§ Data listing
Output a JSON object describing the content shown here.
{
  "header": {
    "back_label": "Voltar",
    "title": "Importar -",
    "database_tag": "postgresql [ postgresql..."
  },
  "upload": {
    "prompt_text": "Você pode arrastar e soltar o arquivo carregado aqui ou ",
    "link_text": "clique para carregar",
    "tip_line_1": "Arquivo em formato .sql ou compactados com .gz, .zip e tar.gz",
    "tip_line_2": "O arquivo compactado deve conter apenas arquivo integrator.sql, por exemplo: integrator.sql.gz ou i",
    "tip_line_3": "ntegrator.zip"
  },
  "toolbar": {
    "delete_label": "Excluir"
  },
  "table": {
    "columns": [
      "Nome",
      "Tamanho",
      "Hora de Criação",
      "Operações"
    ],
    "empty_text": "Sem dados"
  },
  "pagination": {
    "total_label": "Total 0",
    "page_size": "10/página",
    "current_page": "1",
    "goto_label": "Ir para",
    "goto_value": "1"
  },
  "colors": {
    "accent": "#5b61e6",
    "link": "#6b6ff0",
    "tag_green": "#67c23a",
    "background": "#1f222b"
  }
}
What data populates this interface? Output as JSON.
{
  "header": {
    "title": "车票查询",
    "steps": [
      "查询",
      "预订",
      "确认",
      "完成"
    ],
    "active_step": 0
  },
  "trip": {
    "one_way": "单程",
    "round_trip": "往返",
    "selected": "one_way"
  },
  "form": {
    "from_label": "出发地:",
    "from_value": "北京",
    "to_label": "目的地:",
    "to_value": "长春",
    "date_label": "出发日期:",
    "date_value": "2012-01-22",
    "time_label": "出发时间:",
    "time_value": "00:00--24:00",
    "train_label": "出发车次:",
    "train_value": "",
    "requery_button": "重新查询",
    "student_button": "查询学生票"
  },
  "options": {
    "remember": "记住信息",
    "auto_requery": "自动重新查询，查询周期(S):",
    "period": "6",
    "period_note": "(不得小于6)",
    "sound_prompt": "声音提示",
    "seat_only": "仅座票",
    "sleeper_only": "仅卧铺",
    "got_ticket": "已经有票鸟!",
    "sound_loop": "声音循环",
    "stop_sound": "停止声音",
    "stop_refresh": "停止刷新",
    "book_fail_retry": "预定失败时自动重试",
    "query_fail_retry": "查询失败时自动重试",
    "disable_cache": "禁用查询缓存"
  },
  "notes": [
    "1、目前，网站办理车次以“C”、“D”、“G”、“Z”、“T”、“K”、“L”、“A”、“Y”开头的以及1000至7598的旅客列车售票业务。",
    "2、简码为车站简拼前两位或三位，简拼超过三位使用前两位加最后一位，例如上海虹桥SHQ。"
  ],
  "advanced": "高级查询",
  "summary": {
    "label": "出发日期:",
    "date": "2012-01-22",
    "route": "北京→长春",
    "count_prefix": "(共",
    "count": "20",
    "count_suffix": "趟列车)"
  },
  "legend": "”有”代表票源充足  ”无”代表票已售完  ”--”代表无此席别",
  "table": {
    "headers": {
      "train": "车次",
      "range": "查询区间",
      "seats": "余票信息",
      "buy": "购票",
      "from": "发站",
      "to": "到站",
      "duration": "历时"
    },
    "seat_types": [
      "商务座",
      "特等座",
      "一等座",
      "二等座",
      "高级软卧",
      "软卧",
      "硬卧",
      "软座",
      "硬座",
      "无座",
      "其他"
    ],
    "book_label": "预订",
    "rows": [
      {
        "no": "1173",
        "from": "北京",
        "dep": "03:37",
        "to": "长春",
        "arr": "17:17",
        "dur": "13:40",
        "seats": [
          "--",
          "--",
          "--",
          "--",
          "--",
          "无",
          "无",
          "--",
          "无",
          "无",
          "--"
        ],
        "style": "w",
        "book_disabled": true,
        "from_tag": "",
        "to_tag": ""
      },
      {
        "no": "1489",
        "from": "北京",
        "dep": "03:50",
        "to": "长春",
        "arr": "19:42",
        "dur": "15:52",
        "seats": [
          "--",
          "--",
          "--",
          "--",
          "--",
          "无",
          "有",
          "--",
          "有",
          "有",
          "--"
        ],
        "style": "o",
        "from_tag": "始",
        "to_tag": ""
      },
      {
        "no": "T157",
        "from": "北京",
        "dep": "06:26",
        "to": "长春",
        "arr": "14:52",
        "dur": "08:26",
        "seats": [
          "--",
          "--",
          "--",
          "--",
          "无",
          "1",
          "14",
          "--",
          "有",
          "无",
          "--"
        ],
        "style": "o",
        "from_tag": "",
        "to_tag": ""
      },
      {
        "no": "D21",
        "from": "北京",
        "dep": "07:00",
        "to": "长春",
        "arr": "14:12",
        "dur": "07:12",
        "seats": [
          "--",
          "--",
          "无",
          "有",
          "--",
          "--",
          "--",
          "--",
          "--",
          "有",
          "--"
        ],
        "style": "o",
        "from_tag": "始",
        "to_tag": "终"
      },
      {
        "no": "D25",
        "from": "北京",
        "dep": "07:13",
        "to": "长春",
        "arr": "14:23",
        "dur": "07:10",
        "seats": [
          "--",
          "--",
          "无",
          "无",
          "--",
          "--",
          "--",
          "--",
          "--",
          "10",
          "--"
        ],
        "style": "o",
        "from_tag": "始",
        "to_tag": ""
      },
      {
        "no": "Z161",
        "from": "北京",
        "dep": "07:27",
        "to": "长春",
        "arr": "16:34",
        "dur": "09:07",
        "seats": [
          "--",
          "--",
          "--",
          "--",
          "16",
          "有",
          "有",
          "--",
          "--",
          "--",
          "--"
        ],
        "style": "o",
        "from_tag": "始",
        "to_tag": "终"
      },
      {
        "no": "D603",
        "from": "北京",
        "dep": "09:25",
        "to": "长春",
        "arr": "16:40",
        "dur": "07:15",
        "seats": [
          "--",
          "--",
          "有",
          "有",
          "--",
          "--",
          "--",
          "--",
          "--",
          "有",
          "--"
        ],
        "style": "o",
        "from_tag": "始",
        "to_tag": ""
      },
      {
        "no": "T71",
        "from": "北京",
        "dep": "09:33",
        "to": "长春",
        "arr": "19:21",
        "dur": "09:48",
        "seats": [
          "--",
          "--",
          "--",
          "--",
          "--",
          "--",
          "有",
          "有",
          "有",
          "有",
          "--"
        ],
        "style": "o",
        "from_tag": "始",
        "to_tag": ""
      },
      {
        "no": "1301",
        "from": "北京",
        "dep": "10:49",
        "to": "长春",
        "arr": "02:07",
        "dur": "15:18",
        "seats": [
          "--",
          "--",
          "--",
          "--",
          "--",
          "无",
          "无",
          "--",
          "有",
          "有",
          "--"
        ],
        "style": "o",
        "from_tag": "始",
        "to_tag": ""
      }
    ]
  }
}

§ Set task
Read the data above. Pull out each line in which the string "para" appears.

§ Exercise response
    "link_text": "clique para carregar",
    "goto_label": "Ir para",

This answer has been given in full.